[begin Dataset]
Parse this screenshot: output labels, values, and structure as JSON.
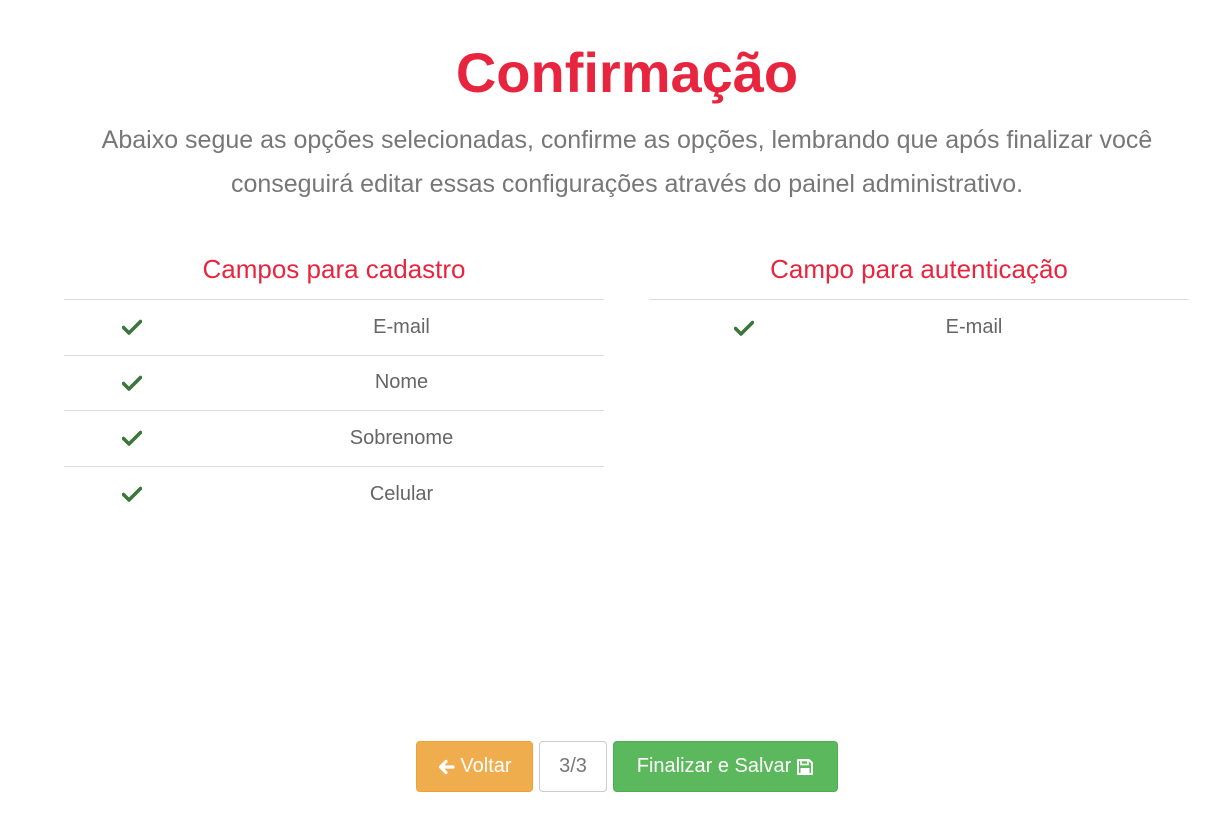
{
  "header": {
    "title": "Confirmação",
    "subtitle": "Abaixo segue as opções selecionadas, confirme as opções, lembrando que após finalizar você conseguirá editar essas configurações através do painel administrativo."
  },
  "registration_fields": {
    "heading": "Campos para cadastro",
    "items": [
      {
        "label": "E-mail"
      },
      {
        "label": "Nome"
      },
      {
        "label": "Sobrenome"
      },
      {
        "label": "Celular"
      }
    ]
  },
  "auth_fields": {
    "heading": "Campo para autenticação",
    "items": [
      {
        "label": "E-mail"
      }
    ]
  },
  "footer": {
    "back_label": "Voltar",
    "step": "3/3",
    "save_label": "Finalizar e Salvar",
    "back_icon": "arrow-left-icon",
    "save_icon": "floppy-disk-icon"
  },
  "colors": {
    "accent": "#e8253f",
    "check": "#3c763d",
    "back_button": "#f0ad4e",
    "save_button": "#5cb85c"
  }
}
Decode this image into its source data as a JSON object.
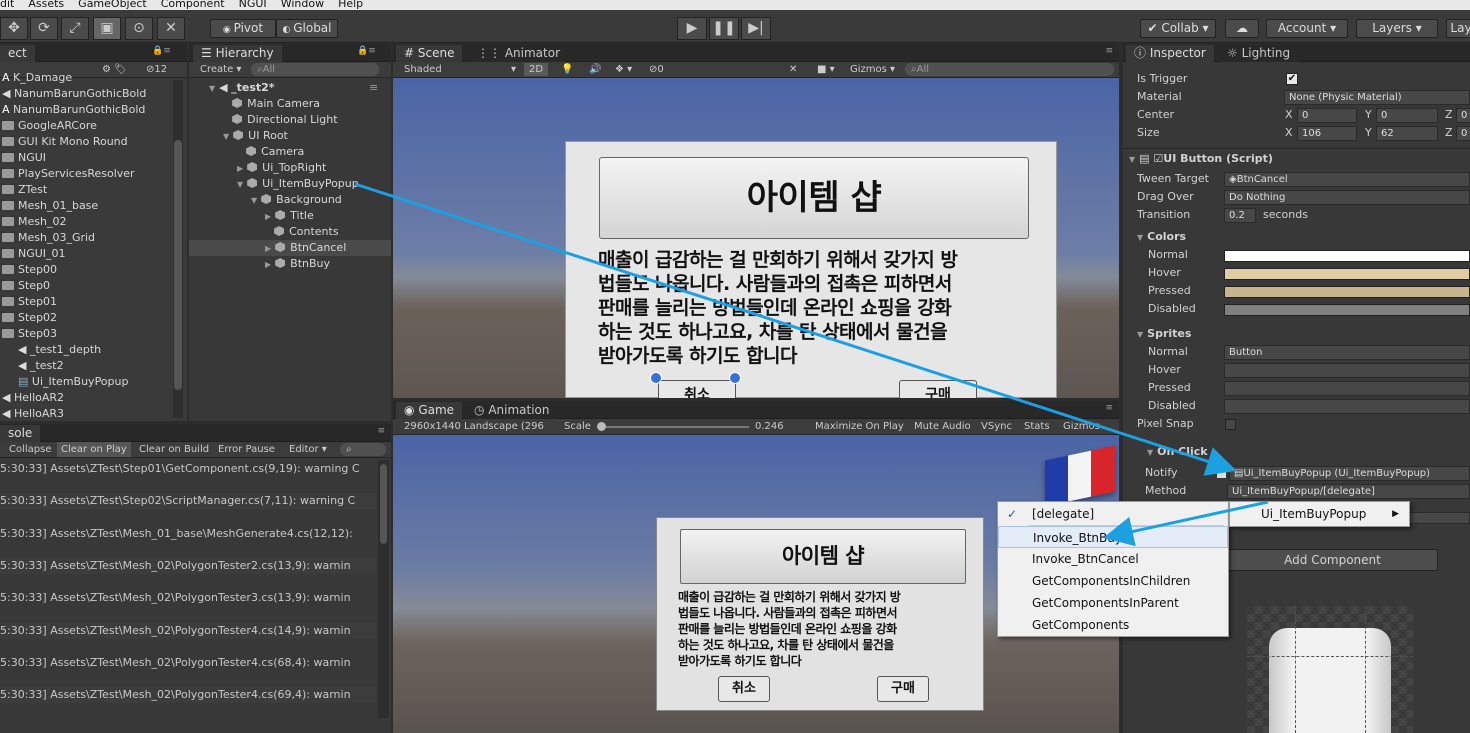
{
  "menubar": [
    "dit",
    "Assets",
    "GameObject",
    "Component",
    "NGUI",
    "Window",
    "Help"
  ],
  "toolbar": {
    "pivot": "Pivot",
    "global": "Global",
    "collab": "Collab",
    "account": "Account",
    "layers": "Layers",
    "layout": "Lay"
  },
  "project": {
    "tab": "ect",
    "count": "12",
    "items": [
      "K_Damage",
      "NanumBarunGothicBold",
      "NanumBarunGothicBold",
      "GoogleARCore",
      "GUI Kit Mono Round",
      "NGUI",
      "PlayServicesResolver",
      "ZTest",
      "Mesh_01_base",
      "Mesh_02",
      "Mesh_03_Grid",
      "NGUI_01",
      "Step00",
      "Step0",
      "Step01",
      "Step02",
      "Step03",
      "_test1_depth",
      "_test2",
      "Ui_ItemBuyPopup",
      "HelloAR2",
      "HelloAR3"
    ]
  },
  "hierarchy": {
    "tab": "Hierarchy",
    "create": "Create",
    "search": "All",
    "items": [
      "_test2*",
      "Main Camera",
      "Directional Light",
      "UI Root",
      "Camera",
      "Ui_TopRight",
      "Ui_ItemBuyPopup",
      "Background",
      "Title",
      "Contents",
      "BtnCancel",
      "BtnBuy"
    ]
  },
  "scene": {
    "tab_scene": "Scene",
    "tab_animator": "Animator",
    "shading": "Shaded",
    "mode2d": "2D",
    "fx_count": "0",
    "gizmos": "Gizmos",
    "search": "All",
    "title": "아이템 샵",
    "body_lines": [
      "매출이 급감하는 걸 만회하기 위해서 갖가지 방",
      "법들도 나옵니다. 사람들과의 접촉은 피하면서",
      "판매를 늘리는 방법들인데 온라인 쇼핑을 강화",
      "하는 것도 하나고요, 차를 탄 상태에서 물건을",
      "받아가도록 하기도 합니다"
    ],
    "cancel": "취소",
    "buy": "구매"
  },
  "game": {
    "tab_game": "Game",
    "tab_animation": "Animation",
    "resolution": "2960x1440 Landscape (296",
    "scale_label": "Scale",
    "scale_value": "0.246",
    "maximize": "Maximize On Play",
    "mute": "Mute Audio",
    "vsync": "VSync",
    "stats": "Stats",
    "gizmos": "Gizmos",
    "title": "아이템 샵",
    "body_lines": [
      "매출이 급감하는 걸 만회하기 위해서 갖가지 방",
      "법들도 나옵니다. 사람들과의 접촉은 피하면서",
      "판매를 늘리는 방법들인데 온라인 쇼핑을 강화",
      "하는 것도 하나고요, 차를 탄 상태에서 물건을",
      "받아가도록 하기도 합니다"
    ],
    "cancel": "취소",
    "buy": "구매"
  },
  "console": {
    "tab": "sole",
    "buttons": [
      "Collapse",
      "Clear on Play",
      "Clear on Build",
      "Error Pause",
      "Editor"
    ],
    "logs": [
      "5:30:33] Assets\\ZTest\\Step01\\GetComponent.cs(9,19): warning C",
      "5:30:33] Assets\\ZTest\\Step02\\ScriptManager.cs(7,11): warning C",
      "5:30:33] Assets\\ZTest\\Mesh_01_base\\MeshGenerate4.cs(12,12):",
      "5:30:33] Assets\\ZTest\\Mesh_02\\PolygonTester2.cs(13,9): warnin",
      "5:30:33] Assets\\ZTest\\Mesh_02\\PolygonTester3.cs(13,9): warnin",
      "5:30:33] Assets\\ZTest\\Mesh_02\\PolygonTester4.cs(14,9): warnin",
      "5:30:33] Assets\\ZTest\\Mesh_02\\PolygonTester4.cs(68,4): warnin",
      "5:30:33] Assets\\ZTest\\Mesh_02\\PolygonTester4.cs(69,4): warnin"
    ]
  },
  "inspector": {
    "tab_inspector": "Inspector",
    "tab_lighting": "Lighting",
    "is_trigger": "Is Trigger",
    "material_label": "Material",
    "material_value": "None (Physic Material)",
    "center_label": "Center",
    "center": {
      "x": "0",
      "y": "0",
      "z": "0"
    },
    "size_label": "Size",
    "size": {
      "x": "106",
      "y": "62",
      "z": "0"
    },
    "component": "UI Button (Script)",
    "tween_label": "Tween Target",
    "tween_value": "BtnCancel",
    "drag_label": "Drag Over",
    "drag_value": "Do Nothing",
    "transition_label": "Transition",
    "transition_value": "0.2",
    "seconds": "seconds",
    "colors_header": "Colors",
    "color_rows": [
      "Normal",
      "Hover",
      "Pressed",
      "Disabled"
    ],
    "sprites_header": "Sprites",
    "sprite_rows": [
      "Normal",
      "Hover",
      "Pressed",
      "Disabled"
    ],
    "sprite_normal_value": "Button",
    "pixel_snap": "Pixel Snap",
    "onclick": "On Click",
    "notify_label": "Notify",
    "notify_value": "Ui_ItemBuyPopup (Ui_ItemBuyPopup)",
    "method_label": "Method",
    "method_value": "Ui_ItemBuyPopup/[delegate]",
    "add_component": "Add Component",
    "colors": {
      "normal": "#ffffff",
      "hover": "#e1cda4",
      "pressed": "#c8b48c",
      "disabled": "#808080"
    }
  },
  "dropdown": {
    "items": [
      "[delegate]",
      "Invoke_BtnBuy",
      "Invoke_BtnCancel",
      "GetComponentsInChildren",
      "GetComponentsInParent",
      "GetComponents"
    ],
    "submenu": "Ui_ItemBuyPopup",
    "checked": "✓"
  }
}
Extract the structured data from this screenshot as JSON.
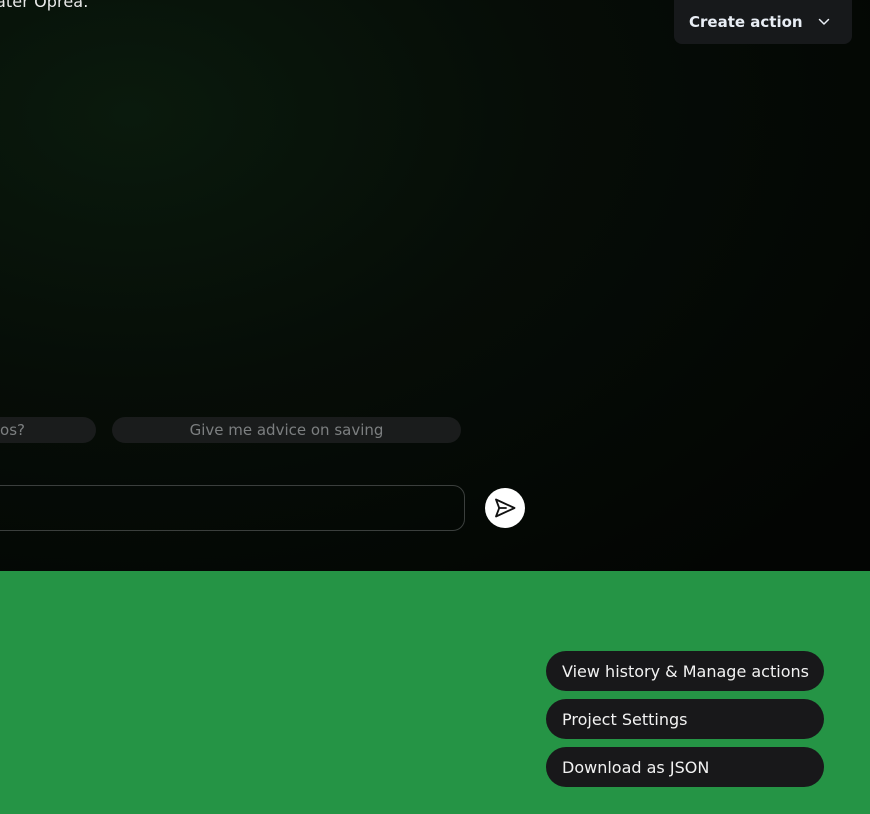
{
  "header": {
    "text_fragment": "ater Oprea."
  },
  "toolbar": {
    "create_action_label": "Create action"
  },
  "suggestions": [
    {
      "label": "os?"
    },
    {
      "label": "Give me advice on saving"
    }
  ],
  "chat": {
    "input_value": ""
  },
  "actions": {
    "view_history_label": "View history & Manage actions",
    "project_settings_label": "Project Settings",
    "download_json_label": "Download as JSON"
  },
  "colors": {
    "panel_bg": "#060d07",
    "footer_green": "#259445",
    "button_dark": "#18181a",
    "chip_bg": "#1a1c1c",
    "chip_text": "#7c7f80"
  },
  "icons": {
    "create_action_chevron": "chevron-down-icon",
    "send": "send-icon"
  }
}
[end Dataset]
Written exercise.
Quote the preceding records in their entirety, excluding every picture.

Solution to the exercise.
Parse this screenshot: output labels, values, and structure as JSON.
{
  "header": {
    "title": "Confirmação",
    "subtitle": "Abaixo segue as opções selecionadas, confirme as opções, lembrando que após finalizar você conseguirá editar essas configurações através do painel administrativo."
  },
  "registration_fields": {
    "heading": "Campos para cadastro",
    "items": [
      {
        "label": "E-mail"
      },
      {
        "label": "Nome"
      },
      {
        "label": "Sobrenome"
      },
      {
        "label": "Celular"
      }
    ]
  },
  "auth_fields": {
    "heading": "Campo para autenticação",
    "items": [
      {
        "label": "E-mail"
      }
    ]
  },
  "footer": {
    "back_label": "Voltar",
    "step": "3/3",
    "save_label": "Finalizar e Salvar",
    "back_icon": "arrow-left-icon",
    "save_icon": "floppy-disk-icon"
  },
  "colors": {
    "accent": "#e8253f",
    "check": "#3c763d",
    "back_button": "#f0ad4e",
    "save_button": "#5cb85c"
  }
}
Decode this image into its source data as a JSON object.
{
  "menubar": [
    "dit",
    "Assets",
    "GameObject",
    "Component",
    "NGUI",
    "Window",
    "Help"
  ],
  "toolbar": {
    "pivot": "Pivot",
    "global": "Global",
    "collab": "Collab",
    "account": "Account",
    "layers": "Layers",
    "layout": "Lay"
  },
  "project": {
    "tab": "ect",
    "count": "12",
    "items": [
      "K_Damage",
      "NanumBarunGothicBold",
      "NanumBarunGothicBold",
      "GoogleARCore",
      "GUI Kit Mono Round",
      "NGUI",
      "PlayServicesResolver",
      "ZTest",
      "Mesh_01_base",
      "Mesh_02",
      "Mesh_03_Grid",
      "NGUI_01",
      "Step00",
      "Step0",
      "Step01",
      "Step02",
      "Step03",
      "_test1_depth",
      "_test2",
      "Ui_ItemBuyPopup",
      "HelloAR2",
      "HelloAR3"
    ]
  },
  "hierarchy": {
    "tab": "Hierarchy",
    "create": "Create",
    "search": "All",
    "items": [
      "_test2*",
      "Main Camera",
      "Directional Light",
      "UI Root",
      "Camera",
      "Ui_TopRight",
      "Ui_ItemBuyPopup",
      "Background",
      "Title",
      "Contents",
      "BtnCancel",
      "BtnBuy"
    ]
  },
  "scene": {
    "tab_scene": "Scene",
    "tab_animator": "Animator",
    "shading": "Shaded",
    "mode2d": "2D",
    "fx_count": "0",
    "gizmos": "Gizmos",
    "search": "All",
    "title": "아이템 샵",
    "body_lines": [
      "매출이 급감하는 걸 만회하기 위해서 갖가지 방",
      "법들도 나옵니다. 사람들과의 접촉은 피하면서",
      "판매를 늘리는 방법들인데 온라인 쇼핑을 강화",
      "하는 것도 하나고요, 차를 탄 상태에서 물건을",
      "받아가도록 하기도 합니다"
    ],
    "cancel": "취소",
    "buy": "구매"
  },
  "game": {
    "tab_game": "Game",
    "tab_animation": "Animation",
    "resolution": "2960x1440 Landscape (296",
    "scale_label": "Scale",
    "scale_value": "0.246",
    "maximize": "Maximize On Play",
    "mute": "Mute Audio",
    "vsync": "VSync",
    "stats": "Stats",
    "gizmos": "Gizmos",
    "title": "아이템 샵",
    "body_lines": [
      "매출이 급감하는 걸 만회하기 위해서 갖가지 방",
      "법들도 나옵니다. 사람들과의 접촉은 피하면서",
      "판매를 늘리는 방법들인데 온라인 쇼핑을 강화",
      "하는 것도 하나고요, 차를 탄 상태에서 물건을",
      "받아가도록 하기도 합니다"
    ],
    "cancel": "취소",
    "buy": "구매"
  },
  "console": {
    "tab": "sole",
    "buttons": [
      "Collapse",
      "Clear on Play",
      "Clear on Build",
      "Error Pause",
      "Editor"
    ],
    "logs": [
      "5:30:33] Assets\\ZTest\\Step01\\GetComponent.cs(9,19): warning C",
      "5:30:33] Assets\\ZTest\\Step02\\ScriptManager.cs(7,11): warning C",
      "5:30:33] Assets\\ZTest\\Mesh_01_base\\MeshGenerate4.cs(12,12):",
      "5:30:33] Assets\\ZTest\\Mesh_02\\PolygonTester2.cs(13,9): warnin",
      "5:30:33] Assets\\ZTest\\Mesh_02\\PolygonTester3.cs(13,9): warnin",
      "5:30:33] Assets\\ZTest\\Mesh_02\\PolygonTester4.cs(14,9): warnin",
      "5:30:33] Assets\\ZTest\\Mesh_02\\PolygonTester4.cs(68,4): warnin",
      "5:30:33] Assets\\ZTest\\Mesh_02\\PolygonTester4.cs(69,4): warnin"
    ]
  },
  "inspector": {
    "tab_inspector": "Inspector",
    "tab_lighting": "Lighting",
    "is_trigger": "Is Trigger",
    "material_label": "Material",
    "material_value": "None (Physic Material)",
    "center_label": "Center",
    "center": {
      "x": "0",
      "y": "0",
      "z": "0"
    },
    "size_label": "Size",
    "size": {
      "x": "106",
      "y": "62",
      "z": "0"
    },
    "component": "UI Button (Script)",
    "tween_label": "Tween Target",
    "tween_value": "BtnCancel",
    "drag_label": "Drag Over",
    "drag_value": "Do Nothing",
    "transition_label": "Transition",
    "transition_value": "0.2",
    "seconds": "seconds",
    "colors_header": "Colors",
    "color_rows": [
      "Normal",
      "Hover",
      "Pressed",
      "Disabled"
    ],
    "sprites_header": "Sprites",
    "sprite_rows": [
      "Normal",
      "Hover",
      "Pressed",
      "Disabled"
    ],
    "sprite_normal_value": "Button",
    "pixel_snap": "Pixel Snap",
    "onclick": "On Click",
    "notify_label": "Notify",
    "notify_value": "Ui_ItemBuyPopup (Ui_ItemBuyPopup)",
    "method_label": "Method",
    "method_value": "Ui_ItemBuyPopup/[delegate]",
    "add_component": "Add Component",
    "colors": {
      "normal": "#ffffff",
      "hover": "#e1cda4",
      "pressed": "#c8b48c",
      "disabled": "#808080"
    }
  },
  "dropdown": {
    "items": [
      "[delegate]",
      "Invoke_BtnBuy",
      "Invoke_BtnCancel",
      "GetComponentsInChildren",
      "GetComponentsInParent",
      "GetComponents"
    ],
    "submenu": "Ui_ItemBuyPopup",
    "checked": "✓"
  }
}
Extract the structured data from this screenshot as JSON.
{
  "header": {
    "text_fragment": "ater Oprea."
  },
  "toolbar": {
    "create_action_label": "Create action"
  },
  "suggestions": [
    {
      "label": "os?"
    },
    {
      "label": "Give me advice on saving"
    }
  ],
  "chat": {
    "input_value": ""
  },
  "actions": {
    "view_history_label": "View history & Manage actions",
    "project_settings_label": "Project Settings",
    "download_json_label": "Download as JSON"
  },
  "colors": {
    "panel_bg": "#060d07",
    "footer_green": "#259445",
    "button_dark": "#18181a",
    "chip_bg": "#1a1c1c",
    "chip_text": "#7c7f80"
  },
  "icons": {
    "create_action_chevron": "chevron-down-icon",
    "send": "send-icon"
  }
}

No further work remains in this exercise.